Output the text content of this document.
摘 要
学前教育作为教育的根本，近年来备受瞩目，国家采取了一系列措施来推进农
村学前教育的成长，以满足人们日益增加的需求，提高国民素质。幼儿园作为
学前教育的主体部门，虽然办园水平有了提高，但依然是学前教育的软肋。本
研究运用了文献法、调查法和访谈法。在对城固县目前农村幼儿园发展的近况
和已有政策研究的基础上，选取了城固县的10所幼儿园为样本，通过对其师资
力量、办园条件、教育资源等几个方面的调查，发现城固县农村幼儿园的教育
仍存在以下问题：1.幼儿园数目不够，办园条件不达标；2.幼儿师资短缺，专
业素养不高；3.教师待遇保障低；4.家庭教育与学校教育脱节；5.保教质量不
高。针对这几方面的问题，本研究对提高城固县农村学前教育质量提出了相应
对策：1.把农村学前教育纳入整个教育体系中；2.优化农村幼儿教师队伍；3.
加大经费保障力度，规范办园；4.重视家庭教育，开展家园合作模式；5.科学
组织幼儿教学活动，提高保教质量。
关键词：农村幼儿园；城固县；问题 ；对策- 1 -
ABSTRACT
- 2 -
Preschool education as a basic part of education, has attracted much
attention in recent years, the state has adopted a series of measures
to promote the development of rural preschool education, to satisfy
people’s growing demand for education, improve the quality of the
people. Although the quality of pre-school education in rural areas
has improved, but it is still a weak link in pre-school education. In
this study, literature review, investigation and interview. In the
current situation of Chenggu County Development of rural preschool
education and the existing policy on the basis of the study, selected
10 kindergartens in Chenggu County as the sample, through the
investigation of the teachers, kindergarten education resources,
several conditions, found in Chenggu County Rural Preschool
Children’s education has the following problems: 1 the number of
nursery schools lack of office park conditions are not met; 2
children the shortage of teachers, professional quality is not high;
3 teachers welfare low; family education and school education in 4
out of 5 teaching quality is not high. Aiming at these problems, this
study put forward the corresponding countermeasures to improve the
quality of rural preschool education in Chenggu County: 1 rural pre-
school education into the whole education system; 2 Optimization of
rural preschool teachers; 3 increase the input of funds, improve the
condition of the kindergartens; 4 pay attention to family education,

#### [The task]
Which lines in the data above contain "kindergartens"? Show each one.

#### [Result of this exercise]
10 kindergartens in Chenggu County as the sample, through the
condition of the kindergartens; 4 pay attention to family education,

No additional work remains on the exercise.